>> Start RECORDS SHOWN

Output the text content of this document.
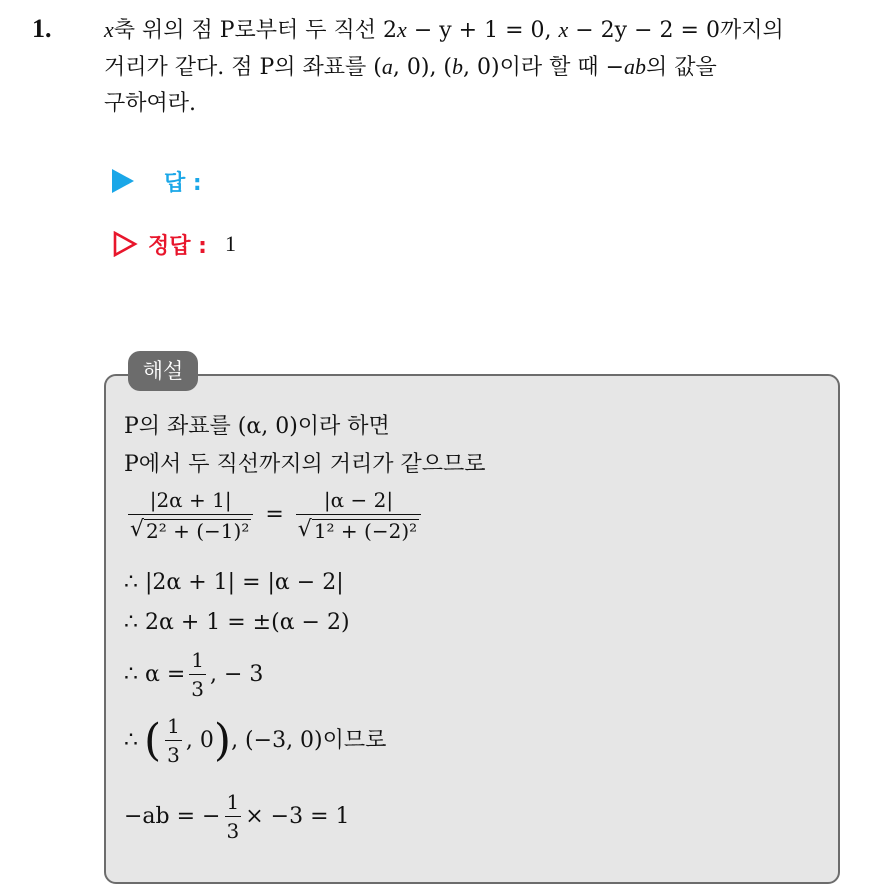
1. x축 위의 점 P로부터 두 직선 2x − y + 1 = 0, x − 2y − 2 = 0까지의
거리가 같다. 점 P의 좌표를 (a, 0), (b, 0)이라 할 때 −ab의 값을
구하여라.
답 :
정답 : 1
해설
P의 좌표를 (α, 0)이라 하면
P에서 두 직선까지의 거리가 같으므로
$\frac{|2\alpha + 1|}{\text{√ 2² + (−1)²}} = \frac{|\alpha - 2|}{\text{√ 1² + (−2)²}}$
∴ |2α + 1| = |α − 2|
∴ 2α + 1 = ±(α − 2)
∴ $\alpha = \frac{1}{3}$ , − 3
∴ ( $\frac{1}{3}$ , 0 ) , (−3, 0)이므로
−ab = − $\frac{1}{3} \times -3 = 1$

>> End RECORDS SHOWN
>> Start RECORDS SHOWN

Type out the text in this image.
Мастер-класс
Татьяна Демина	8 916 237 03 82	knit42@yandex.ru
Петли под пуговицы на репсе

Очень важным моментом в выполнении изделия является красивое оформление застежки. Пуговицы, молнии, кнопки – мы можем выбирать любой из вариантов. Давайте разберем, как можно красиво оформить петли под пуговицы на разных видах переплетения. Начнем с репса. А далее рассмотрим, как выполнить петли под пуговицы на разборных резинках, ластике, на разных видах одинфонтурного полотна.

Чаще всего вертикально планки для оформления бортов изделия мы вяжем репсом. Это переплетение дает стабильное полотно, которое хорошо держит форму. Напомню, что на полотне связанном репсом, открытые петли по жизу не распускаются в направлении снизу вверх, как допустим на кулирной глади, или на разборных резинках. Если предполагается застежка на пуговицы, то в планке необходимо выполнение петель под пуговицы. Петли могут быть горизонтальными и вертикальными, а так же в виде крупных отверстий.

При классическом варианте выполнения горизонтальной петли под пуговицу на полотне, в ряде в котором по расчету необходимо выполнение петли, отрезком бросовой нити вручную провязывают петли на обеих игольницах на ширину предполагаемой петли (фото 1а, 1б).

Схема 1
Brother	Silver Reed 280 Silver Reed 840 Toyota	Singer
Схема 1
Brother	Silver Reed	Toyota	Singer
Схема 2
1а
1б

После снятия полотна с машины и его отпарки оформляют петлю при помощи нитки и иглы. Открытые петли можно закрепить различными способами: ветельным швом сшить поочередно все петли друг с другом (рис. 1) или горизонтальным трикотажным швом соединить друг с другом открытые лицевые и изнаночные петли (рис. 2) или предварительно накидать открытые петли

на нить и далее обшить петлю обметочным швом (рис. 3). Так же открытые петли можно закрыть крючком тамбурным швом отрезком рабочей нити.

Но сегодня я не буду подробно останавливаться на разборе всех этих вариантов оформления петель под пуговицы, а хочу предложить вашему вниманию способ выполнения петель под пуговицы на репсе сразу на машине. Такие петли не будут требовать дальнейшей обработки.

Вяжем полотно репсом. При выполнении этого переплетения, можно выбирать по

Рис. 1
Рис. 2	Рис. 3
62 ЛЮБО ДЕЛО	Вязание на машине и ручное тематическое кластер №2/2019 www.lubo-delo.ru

>> End RECORDS SHOWN
>> Start RECORDS SHOWN

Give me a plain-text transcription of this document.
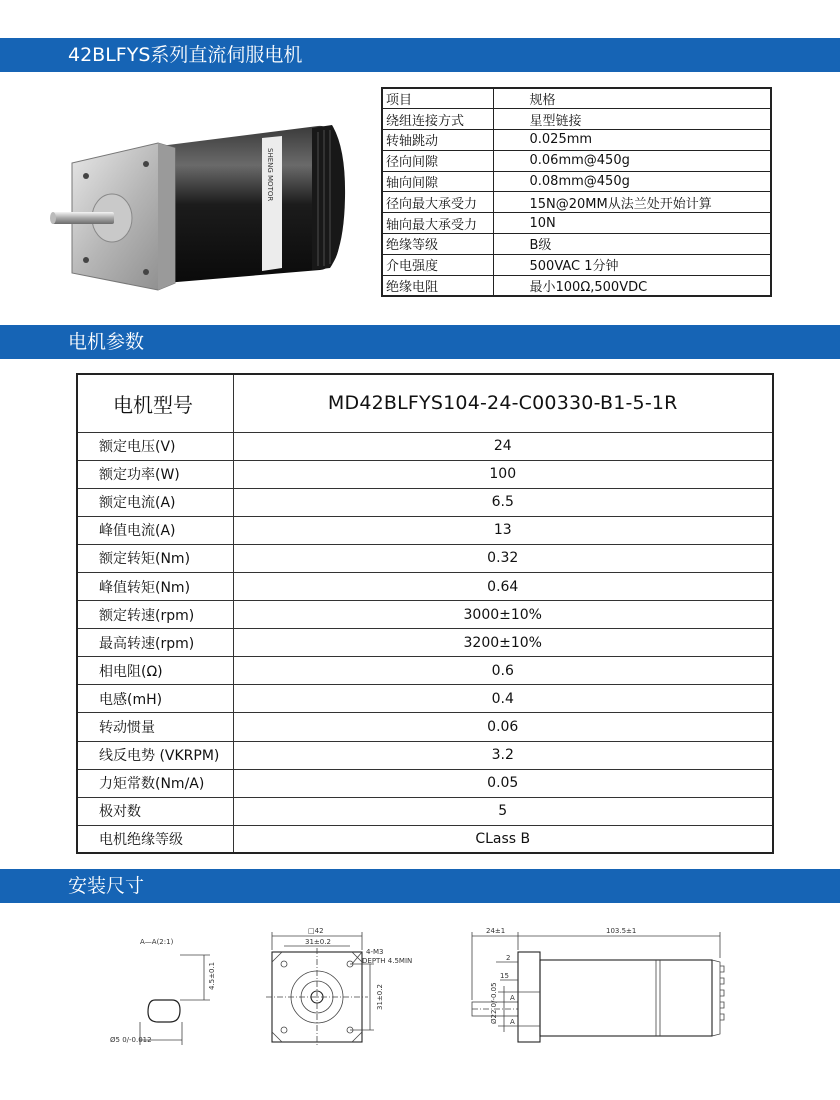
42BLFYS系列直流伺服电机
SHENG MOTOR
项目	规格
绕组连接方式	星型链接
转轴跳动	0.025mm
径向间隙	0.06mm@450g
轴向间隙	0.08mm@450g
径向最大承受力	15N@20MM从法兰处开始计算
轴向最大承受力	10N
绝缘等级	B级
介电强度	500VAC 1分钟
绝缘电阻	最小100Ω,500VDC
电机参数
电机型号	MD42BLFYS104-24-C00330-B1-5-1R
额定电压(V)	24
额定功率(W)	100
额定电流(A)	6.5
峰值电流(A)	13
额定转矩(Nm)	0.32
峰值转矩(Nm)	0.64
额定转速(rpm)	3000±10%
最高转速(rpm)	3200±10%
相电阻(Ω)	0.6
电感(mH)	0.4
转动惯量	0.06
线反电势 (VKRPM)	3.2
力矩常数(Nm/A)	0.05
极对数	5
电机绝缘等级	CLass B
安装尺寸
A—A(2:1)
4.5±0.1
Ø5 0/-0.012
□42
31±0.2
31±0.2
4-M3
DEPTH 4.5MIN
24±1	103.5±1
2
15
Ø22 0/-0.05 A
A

>> End RECORDS SHOWN

### [TASK BRIEF]
Show each line of the listing that holds the string "this".

### [ANSWER FOR THE TASK]
Output the text content of this document.
Type out the text in this image.
Give me a plain-text transcription of this document.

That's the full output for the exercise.